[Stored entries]
• • • • • • •
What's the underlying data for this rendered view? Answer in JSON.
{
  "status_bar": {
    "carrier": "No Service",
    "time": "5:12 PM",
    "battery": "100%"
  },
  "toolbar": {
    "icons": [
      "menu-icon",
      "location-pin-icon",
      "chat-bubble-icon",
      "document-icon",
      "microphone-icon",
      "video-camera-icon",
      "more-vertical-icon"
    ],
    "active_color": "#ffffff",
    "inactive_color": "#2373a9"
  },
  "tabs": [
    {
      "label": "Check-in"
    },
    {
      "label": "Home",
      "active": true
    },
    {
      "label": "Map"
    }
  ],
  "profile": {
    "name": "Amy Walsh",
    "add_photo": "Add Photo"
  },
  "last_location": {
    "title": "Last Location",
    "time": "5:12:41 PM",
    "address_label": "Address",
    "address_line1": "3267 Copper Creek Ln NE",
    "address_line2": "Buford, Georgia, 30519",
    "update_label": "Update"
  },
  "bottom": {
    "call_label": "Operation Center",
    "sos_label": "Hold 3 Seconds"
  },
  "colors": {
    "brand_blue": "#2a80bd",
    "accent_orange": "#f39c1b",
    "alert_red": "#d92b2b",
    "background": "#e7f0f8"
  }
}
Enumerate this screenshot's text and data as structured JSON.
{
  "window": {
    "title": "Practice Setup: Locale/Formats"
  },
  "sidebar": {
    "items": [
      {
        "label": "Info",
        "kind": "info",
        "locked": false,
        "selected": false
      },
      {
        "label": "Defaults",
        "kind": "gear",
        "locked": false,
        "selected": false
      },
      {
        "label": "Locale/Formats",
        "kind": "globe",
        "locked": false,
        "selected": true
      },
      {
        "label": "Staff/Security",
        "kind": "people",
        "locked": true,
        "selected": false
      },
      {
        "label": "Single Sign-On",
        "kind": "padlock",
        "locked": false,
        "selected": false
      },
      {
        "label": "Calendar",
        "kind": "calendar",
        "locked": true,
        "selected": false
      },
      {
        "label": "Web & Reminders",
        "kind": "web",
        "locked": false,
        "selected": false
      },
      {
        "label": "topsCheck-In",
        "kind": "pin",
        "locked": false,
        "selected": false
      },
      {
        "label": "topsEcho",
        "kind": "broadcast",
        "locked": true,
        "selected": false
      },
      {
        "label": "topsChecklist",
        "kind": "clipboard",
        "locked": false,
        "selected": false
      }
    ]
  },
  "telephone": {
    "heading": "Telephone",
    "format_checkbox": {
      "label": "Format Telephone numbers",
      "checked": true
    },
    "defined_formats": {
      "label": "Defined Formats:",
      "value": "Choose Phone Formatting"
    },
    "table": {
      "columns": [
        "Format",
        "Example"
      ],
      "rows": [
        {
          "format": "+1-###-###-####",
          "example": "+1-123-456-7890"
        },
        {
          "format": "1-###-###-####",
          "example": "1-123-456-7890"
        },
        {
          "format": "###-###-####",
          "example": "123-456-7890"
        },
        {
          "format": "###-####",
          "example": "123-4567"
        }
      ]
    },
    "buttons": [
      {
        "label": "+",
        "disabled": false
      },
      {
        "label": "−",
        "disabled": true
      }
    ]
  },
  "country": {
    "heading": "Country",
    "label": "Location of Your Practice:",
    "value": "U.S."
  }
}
• • • • • • •
Scan the records above for the string "data", then select every line that holds it.

What's the underlying data for this rendered view? Answer in JSON.
Enumerate this screenshot's text and data as structured JSON.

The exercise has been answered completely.